- **Task to complete**: Please count the lines in the data below that mention the word "pepN", then give only the total.

[Stored items from a collection]
BEGIN
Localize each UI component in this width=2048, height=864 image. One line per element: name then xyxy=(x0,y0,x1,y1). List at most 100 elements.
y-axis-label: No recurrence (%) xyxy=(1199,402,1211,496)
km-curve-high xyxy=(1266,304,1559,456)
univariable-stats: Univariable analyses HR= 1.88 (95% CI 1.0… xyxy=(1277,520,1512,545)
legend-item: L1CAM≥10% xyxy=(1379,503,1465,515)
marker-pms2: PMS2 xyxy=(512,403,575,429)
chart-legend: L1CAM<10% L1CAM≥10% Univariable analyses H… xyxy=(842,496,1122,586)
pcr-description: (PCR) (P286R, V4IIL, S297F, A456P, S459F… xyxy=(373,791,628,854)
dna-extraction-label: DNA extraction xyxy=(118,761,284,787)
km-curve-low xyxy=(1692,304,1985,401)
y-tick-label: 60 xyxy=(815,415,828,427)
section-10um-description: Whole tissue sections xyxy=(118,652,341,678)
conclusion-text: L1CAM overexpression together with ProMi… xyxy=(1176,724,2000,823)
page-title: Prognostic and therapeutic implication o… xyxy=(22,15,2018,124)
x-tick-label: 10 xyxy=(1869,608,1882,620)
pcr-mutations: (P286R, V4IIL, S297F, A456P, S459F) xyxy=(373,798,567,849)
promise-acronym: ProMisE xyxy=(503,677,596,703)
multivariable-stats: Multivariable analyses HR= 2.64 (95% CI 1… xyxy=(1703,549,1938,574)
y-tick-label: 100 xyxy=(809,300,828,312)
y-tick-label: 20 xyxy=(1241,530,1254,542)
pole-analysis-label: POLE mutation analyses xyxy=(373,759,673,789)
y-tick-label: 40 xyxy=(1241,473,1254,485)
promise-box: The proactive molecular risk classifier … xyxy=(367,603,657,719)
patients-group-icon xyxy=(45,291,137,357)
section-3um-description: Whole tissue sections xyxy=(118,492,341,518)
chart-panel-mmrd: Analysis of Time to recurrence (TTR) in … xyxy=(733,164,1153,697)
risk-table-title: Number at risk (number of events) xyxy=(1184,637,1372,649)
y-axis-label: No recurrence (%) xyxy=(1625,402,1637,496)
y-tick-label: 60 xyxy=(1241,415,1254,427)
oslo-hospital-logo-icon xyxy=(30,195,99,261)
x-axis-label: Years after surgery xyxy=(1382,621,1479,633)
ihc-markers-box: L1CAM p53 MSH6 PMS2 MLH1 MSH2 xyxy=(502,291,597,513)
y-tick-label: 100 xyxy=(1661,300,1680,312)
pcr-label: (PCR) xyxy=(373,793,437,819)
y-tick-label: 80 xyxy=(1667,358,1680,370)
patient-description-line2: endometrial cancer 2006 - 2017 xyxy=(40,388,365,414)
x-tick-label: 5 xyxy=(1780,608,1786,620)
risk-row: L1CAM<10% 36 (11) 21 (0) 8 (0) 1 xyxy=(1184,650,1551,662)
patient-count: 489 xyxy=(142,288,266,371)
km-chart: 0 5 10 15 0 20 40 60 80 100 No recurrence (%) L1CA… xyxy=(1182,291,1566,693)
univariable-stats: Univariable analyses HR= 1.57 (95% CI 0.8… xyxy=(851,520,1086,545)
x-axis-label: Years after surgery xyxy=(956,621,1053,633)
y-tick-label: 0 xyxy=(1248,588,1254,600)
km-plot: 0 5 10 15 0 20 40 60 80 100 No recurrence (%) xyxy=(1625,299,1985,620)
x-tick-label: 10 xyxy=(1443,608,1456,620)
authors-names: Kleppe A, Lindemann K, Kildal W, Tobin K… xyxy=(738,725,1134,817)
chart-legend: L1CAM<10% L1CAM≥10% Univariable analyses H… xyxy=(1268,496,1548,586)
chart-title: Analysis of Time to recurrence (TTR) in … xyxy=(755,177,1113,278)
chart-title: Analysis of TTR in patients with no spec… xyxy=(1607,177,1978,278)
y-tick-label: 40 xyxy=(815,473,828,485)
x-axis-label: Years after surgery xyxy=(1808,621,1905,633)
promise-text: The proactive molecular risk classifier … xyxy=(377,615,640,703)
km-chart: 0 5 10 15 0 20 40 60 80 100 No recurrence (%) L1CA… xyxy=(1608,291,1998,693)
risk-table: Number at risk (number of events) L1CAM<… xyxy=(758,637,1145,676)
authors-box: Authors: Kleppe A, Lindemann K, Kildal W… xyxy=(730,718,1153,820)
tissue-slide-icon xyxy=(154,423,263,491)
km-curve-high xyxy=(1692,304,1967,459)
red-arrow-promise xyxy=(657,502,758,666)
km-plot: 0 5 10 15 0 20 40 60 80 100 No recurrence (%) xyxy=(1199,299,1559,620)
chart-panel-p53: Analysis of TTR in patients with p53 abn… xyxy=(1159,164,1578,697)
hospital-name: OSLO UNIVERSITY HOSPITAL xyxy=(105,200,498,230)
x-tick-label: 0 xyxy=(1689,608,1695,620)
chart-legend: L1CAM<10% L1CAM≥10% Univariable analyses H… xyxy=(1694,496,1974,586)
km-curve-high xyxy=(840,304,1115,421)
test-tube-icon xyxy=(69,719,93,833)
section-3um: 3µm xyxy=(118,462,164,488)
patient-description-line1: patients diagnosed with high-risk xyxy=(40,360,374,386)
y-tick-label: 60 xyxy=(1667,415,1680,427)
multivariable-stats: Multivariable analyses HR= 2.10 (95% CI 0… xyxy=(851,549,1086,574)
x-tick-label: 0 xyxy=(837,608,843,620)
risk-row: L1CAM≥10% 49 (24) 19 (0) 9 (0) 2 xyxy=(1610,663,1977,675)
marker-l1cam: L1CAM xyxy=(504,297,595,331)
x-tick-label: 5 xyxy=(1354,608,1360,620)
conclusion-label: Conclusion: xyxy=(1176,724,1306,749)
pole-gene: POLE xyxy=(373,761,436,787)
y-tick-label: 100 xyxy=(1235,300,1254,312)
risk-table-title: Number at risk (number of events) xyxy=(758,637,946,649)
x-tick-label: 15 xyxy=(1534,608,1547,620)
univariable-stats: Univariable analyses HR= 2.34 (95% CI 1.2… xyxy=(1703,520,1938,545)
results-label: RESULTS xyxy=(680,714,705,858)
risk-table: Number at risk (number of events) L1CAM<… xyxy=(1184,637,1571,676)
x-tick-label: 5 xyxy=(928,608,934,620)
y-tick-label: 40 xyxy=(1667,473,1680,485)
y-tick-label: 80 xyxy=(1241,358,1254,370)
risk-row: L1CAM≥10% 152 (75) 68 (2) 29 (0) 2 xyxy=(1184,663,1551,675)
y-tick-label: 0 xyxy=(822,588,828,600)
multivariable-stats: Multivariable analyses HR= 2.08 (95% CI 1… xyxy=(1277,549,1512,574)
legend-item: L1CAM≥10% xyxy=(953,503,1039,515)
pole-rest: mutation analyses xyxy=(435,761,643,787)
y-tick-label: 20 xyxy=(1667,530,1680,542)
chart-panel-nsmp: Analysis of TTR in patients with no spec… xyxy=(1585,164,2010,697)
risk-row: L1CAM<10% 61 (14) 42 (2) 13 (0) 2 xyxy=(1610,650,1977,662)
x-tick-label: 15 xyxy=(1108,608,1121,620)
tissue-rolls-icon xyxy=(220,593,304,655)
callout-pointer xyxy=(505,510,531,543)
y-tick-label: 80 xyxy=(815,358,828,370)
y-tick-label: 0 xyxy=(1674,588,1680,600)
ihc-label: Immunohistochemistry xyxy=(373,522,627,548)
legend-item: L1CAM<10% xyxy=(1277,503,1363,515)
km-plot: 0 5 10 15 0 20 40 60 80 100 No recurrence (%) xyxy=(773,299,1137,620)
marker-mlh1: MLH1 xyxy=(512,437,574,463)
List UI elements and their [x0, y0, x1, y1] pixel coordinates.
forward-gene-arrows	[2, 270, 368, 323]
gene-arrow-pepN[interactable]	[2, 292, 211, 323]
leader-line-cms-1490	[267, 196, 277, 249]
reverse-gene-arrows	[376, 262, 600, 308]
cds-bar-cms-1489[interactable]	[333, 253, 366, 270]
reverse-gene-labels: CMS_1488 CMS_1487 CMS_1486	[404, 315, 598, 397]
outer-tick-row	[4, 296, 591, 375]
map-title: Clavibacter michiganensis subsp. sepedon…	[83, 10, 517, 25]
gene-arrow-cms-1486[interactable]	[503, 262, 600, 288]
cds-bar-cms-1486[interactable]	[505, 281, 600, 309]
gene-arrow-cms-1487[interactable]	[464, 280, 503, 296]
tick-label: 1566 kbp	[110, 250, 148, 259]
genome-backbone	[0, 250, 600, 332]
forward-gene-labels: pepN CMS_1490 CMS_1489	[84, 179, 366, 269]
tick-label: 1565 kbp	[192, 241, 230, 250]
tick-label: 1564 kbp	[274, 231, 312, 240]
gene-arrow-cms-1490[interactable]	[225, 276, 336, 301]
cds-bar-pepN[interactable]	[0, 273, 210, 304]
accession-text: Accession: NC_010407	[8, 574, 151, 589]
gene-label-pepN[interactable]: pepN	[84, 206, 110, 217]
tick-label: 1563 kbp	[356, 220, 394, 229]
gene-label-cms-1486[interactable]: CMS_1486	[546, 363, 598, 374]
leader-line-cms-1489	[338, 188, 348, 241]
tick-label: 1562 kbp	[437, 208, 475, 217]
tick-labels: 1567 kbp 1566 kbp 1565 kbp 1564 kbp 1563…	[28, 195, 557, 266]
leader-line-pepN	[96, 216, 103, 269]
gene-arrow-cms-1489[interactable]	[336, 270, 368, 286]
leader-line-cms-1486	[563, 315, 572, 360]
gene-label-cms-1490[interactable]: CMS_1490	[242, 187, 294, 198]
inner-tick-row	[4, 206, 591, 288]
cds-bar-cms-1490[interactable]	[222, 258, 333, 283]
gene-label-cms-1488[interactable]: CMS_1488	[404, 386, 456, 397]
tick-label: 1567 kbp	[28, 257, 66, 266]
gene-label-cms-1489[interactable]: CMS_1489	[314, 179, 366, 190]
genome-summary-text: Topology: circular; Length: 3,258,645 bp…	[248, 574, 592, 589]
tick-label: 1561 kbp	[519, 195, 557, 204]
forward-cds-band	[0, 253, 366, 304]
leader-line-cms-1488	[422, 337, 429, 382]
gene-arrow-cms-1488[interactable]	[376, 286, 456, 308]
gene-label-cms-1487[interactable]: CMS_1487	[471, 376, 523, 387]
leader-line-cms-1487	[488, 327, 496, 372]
END
- **Solution for this exercise**: 5